:: Stated task ::
Search the listing for the string "cette" and copy every line that contains it.

[Data entries]

## start

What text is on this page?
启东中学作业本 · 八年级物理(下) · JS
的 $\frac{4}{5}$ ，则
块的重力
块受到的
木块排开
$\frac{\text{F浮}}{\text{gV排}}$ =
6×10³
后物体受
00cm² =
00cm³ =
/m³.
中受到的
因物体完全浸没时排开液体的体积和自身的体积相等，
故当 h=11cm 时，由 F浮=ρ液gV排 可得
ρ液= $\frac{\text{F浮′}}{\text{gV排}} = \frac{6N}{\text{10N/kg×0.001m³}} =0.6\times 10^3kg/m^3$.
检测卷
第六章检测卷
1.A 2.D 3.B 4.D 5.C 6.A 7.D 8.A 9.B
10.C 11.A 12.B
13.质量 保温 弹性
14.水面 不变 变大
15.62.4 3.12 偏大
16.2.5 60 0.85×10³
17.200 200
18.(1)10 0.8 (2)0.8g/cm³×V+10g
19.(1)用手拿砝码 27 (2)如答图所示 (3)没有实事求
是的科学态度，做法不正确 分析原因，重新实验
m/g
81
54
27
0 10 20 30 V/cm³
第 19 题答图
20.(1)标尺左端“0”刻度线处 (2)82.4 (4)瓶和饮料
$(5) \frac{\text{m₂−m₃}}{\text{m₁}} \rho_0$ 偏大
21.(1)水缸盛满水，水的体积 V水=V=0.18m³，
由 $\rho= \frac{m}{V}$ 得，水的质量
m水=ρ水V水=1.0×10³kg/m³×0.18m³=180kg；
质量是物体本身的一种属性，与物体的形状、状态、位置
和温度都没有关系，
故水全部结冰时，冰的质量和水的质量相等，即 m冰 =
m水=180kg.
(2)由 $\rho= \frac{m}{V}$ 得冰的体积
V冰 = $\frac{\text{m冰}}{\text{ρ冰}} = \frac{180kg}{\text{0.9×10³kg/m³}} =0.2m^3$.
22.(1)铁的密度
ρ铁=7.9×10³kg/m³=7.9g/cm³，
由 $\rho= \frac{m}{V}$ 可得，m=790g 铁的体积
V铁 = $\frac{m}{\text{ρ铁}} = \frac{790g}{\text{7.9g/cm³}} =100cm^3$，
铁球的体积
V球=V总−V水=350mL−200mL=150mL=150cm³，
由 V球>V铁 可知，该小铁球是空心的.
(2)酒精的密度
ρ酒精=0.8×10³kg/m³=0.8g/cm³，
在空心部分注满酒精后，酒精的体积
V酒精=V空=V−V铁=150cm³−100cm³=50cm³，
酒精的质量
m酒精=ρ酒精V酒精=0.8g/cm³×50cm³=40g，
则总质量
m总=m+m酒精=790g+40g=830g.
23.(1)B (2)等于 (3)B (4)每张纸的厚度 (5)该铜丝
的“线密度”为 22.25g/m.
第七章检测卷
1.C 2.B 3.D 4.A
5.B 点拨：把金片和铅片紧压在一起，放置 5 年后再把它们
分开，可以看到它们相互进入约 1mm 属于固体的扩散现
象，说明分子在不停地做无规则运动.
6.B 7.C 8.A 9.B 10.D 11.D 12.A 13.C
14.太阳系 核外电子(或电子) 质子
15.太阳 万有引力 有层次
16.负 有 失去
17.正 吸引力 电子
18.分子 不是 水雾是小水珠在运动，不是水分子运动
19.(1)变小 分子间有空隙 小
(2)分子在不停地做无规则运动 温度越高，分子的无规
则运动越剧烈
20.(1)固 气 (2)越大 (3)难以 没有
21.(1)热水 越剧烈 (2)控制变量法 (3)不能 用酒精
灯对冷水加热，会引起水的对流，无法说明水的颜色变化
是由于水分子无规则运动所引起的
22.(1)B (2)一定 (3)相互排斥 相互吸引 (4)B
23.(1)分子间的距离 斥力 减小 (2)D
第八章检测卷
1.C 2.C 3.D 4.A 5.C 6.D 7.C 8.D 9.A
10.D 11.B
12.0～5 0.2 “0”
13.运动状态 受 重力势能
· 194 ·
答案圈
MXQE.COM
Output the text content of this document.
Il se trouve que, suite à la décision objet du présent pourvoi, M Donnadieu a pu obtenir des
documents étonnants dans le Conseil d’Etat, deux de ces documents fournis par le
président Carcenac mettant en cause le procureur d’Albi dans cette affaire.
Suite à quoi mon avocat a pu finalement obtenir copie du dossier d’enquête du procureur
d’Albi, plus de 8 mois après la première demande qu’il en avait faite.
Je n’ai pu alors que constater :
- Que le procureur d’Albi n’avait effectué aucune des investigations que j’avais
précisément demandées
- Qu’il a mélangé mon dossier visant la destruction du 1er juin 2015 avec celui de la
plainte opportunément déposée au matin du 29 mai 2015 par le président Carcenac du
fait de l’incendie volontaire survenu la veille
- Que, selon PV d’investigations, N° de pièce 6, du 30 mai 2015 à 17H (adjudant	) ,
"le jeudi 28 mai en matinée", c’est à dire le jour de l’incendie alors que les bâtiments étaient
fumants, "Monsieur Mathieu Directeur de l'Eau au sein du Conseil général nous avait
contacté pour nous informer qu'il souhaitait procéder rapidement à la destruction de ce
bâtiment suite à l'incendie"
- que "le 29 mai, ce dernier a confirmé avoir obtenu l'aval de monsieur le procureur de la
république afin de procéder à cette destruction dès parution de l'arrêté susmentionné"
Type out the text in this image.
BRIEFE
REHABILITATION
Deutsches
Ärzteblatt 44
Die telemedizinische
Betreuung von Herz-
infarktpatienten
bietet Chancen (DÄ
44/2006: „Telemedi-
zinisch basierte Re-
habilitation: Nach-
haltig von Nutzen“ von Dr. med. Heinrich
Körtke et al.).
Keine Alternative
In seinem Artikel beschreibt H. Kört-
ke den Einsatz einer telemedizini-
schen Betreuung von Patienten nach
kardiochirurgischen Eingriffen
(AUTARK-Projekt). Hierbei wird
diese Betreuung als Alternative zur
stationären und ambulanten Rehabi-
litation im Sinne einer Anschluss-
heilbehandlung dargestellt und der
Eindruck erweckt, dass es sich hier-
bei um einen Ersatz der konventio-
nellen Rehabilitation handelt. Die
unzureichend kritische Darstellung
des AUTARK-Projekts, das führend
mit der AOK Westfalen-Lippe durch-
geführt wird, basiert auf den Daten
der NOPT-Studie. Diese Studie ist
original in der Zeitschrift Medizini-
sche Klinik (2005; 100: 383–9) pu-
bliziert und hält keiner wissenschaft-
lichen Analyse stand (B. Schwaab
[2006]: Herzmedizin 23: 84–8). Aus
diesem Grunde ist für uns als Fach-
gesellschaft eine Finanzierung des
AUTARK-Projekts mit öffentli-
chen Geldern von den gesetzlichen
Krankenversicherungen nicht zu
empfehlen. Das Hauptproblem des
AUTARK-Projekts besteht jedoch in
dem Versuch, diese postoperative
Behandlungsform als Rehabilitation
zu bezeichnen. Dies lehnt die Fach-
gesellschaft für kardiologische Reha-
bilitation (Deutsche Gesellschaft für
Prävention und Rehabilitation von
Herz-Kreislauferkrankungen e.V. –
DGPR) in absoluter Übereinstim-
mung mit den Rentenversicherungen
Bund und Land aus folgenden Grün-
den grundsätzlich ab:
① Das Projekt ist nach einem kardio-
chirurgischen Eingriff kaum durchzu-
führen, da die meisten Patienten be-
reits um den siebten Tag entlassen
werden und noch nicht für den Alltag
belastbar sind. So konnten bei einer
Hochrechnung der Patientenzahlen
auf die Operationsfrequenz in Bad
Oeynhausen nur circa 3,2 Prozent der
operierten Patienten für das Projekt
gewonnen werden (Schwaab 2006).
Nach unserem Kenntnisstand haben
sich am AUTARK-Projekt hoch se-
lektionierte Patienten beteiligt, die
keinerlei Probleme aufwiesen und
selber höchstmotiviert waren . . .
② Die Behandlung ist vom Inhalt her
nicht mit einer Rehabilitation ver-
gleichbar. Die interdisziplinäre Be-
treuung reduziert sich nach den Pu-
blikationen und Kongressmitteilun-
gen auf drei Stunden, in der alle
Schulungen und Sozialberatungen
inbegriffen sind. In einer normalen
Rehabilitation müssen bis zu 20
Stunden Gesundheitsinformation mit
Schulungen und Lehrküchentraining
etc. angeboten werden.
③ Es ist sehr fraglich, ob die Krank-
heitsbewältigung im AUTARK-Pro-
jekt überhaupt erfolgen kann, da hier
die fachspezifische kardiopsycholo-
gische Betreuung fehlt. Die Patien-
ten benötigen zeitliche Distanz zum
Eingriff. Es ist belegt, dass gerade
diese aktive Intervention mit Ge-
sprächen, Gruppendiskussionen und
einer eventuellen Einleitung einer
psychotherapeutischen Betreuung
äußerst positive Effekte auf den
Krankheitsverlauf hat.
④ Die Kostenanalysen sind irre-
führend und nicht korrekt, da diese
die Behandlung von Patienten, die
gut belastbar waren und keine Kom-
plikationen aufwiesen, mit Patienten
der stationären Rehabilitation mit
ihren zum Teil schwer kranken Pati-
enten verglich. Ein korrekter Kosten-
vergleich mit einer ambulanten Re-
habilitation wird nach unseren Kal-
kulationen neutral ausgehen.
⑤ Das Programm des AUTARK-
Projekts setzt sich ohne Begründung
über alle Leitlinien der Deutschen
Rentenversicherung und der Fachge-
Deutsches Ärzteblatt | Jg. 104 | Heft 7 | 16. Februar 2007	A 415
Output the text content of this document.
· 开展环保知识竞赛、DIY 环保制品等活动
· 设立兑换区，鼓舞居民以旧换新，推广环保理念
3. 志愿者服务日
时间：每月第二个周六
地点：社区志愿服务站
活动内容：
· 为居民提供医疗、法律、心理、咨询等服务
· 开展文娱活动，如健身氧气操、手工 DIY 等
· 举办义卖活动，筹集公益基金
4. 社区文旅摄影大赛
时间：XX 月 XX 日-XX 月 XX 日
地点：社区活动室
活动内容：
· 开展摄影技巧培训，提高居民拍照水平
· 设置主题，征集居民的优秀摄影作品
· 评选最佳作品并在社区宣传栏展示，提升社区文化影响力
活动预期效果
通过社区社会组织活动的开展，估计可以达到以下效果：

## end

:: Answer below ::
président Carcenac mettant en cause le procureur d’Albi dans cette affaire.
république afin de procéder à cette destruction dès parution de l'arrêté susmentionné"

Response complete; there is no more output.